To be done: Among the lines listed below, count those that include the string "Instruments", and state only the count.

Record list:
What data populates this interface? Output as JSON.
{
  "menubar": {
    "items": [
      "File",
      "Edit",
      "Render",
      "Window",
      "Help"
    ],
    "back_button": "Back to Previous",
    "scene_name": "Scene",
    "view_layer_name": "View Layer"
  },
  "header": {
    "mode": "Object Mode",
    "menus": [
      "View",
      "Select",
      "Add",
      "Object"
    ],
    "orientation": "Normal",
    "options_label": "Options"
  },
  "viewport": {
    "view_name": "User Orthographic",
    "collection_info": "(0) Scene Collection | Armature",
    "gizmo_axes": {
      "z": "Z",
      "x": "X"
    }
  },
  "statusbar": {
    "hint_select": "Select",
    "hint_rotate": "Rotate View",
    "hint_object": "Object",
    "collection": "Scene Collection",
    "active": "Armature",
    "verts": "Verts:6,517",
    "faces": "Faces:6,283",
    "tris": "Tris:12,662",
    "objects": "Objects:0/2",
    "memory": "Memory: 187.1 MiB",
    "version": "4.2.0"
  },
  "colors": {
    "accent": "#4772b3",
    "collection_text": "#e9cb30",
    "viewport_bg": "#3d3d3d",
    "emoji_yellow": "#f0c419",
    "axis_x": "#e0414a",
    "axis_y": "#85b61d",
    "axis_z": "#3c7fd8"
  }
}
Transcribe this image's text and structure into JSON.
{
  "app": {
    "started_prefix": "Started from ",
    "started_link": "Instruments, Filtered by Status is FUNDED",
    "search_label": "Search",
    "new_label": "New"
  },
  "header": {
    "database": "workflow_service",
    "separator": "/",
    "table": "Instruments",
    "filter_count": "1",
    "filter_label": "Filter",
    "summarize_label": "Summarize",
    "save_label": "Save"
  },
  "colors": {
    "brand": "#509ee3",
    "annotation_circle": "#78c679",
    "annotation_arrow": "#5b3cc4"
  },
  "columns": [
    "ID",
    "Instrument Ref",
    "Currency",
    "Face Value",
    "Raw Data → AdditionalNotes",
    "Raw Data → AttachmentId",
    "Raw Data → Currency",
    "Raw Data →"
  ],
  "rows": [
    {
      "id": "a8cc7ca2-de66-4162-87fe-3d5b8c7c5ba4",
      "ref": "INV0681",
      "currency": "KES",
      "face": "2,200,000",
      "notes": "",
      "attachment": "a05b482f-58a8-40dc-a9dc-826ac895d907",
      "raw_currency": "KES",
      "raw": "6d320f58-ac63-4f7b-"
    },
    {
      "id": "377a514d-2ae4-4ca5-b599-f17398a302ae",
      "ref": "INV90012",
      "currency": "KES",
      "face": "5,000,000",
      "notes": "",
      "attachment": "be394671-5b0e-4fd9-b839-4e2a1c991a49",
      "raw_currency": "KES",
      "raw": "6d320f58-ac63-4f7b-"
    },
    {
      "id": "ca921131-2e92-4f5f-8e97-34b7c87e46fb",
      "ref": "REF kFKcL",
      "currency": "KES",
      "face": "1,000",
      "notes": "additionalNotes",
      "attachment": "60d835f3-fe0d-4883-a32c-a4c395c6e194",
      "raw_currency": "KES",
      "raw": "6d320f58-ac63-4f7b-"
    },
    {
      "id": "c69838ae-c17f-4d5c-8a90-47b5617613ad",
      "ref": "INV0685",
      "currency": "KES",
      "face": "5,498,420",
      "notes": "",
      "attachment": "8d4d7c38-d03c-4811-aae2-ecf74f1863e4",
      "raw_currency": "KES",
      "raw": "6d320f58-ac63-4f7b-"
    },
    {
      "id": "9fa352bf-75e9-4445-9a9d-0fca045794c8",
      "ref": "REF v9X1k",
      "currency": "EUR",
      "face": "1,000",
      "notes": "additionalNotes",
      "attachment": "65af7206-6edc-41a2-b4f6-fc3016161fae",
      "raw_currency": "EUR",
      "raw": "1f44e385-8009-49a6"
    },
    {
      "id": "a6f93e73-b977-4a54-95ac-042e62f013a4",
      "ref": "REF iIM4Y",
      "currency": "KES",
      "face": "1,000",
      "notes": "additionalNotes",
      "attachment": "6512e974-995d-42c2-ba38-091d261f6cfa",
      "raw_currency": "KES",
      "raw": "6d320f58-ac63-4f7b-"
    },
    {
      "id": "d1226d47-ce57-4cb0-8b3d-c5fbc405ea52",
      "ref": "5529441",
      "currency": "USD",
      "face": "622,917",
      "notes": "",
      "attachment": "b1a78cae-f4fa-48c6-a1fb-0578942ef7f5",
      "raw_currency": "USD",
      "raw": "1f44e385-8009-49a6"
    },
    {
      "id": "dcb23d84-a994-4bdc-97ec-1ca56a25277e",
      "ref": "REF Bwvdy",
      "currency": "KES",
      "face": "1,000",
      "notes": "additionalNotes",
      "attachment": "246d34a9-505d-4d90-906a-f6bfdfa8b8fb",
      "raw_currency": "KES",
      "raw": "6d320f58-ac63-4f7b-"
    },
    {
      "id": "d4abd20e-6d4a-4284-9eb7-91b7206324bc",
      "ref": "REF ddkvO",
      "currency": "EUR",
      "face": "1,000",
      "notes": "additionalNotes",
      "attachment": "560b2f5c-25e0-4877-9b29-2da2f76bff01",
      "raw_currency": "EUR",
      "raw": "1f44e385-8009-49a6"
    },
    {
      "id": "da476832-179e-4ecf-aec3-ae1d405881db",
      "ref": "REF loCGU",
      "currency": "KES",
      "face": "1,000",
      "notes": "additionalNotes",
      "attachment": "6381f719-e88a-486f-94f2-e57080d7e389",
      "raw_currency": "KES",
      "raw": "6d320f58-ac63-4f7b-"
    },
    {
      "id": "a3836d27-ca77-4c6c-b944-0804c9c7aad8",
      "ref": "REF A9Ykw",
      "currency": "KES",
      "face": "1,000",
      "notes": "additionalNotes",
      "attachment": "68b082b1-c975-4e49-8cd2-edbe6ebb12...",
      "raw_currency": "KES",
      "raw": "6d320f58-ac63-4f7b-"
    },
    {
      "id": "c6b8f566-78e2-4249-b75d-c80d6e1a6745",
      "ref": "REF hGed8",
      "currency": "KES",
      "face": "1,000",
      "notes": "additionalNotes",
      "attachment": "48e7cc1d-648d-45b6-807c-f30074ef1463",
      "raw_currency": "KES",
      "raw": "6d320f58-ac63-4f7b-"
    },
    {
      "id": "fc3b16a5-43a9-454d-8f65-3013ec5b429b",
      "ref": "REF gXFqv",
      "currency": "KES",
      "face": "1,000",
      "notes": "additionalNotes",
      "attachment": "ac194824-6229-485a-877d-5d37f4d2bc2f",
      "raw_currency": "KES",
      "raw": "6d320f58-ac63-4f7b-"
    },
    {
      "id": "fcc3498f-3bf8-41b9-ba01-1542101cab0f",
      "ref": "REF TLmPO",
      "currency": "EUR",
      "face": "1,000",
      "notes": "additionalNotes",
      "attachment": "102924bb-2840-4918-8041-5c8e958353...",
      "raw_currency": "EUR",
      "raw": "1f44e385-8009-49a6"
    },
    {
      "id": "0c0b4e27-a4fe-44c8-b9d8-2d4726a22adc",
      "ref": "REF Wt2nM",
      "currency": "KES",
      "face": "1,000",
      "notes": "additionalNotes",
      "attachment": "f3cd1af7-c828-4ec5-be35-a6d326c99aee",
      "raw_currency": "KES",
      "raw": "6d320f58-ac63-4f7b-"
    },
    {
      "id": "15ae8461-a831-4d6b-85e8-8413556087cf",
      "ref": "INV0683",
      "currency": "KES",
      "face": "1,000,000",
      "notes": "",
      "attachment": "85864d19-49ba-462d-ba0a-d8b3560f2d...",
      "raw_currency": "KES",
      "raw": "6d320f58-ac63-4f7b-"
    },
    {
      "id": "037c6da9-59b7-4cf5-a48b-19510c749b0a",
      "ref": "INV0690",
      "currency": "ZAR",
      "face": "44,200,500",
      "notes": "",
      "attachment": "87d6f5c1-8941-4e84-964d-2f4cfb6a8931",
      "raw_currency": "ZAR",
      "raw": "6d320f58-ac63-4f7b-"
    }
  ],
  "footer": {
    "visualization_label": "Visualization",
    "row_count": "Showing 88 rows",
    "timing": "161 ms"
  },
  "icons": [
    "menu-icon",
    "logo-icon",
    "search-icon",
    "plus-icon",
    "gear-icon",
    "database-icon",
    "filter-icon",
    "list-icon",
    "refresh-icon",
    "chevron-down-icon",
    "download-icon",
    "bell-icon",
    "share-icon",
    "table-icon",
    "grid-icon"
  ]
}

Solution: 2